• [TEXT SHOWN]:
Additionally, a floating button enables easy access to the AI assistant from any page, enhancing the overall user experience.
Detect Pests
Implemented pest detection notifications to alert users immediately. Enhanced the map view to clearly display the location of detected pests, accompanied by AI-driven pest control and prevention suggestions to help users address the issue efficiently.
Task Management
The task management feature helps users make better decisions and improve crop productivity. Additionally, the AI assistant provides plant-specific suggestions that can be directly added to tasks.
Map View
Designed dedicated map views for both crops and sensors, allowing users to easily visualize their locations within the fields.
REFLECTION
Takeaways
Less is more: During the final design iteration, I realized that mobile interfaces require a focused approach. Unlike desktop designs, highlighting too many elements on a mobile screen can lead to a cluttered experience. Moving forward, I’ll emphasize key information by displaying less and subtly de-emphasizing peripheral details.
Modular Flow Design: Instead of creating a single, complex user flow for the entire app, I designed separate flows for each critical feature. This approach made it easier to clarify user logic and accelerate the design process.
Validated Pain Points: I utilized three research methods to identify key pain points, which were later validated through usability testing. Pain points may evolve, but the crucial takeaway is the importance of continuous testing to ensure the design meets the real needs of farmers and agronomists.

• [RECORD LIST]:

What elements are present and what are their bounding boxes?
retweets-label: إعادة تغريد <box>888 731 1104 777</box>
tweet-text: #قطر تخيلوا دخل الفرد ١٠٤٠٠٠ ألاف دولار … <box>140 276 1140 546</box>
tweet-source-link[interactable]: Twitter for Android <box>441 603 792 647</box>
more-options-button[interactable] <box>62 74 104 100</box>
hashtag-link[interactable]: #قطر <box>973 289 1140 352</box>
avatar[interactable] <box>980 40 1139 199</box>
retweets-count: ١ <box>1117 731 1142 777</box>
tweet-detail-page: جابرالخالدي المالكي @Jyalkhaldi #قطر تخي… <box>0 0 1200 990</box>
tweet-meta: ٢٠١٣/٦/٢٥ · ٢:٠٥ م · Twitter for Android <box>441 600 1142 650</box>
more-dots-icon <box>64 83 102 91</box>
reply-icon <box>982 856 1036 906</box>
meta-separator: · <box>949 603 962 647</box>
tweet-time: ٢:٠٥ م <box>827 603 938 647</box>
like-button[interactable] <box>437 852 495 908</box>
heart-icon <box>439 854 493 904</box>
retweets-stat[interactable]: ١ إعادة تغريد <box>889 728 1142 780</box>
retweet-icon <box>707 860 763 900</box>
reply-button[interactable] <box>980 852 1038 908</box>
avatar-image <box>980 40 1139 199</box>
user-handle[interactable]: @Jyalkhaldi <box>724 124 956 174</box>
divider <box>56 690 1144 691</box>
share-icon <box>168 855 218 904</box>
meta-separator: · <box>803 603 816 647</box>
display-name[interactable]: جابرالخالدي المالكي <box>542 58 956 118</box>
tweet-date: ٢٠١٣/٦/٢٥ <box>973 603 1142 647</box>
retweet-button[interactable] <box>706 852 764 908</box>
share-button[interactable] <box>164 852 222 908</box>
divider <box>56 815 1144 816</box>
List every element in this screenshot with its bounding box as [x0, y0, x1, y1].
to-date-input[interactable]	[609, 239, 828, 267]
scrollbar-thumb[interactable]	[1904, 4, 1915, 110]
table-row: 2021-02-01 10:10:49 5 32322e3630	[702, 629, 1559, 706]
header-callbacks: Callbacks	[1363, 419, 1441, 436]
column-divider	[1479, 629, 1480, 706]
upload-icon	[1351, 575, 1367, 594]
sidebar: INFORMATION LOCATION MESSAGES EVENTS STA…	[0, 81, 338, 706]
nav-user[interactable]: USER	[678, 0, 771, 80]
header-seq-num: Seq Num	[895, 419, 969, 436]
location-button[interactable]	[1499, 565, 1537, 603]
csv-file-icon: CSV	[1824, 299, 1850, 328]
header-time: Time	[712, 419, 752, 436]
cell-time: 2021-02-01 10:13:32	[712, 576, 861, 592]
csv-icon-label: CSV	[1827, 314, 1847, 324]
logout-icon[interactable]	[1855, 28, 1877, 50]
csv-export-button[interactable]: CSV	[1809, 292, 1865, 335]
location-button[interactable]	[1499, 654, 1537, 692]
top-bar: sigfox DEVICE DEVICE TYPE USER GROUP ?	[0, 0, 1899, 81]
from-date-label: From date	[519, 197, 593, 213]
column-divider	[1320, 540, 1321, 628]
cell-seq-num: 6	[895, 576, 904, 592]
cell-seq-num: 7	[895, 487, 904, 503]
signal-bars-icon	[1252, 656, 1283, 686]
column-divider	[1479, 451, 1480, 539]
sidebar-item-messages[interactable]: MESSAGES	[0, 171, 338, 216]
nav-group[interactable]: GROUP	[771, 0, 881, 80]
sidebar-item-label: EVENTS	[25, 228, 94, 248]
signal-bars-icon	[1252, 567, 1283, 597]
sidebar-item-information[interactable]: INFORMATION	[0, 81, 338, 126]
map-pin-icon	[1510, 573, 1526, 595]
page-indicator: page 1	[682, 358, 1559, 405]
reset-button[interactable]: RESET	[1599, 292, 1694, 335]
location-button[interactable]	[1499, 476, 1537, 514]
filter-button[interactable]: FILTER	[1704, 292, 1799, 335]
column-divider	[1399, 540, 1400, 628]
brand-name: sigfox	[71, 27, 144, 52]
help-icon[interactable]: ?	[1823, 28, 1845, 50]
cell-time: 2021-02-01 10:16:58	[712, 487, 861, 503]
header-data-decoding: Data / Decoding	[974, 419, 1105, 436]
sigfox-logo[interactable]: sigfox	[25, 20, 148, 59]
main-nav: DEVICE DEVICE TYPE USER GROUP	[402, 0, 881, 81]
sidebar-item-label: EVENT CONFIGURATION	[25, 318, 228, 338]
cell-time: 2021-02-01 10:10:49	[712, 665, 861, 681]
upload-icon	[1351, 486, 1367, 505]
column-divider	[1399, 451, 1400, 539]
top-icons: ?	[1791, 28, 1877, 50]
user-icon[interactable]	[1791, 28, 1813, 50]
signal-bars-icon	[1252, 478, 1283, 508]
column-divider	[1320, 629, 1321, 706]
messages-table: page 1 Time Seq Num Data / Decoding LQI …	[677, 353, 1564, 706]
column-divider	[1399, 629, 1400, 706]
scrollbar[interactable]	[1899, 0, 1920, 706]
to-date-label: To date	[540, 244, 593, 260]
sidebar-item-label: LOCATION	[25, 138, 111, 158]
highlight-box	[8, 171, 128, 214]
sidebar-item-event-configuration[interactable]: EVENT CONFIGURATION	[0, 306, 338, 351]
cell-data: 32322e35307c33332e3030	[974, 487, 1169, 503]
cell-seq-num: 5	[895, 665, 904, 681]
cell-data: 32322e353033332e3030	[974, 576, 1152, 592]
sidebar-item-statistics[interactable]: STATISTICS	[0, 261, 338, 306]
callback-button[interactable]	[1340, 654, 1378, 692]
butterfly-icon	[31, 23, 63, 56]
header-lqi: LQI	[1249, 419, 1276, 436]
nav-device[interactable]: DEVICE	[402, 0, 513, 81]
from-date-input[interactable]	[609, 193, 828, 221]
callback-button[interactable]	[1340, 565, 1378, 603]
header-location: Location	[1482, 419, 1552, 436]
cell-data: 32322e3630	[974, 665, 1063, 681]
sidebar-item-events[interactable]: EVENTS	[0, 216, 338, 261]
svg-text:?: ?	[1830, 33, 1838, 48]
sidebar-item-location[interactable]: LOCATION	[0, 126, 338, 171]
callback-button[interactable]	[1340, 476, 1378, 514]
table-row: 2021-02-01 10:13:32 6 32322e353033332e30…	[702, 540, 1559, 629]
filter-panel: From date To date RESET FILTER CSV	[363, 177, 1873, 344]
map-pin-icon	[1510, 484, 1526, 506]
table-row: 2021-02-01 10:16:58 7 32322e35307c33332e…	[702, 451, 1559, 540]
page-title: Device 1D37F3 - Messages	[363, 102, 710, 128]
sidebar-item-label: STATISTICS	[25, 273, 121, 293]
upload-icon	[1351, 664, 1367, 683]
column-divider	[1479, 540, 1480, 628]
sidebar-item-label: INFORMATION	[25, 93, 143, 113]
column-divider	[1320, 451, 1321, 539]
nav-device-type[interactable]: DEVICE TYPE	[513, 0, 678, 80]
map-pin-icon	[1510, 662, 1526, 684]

• [SHORT EXERCISE A]:
Answer these from the design case study:
(i) What can users reach from any page by using the floating button?
(ii) Which two things have dedicated map views?
(iii) How many research methods were used to identify key pain points?
• [SHORT EXERCISE B]: Write out the design case study from "Detect Pests" up to and including "the issue efficiently.", and rename "map view" to "field map".

• [FINAL RESULT A]:
(i) The AI assistant.
(ii) Crops and sensors.
(iii) Three.

• [FINAL RESULT B]:
Detect Pests
Implemented pest detection notifications to alert users immediately. Enhanced the field map to clearly display the location of detected pests, accompanied by AI-driven pest control and prevention suggestions to help users address the issue efficiently.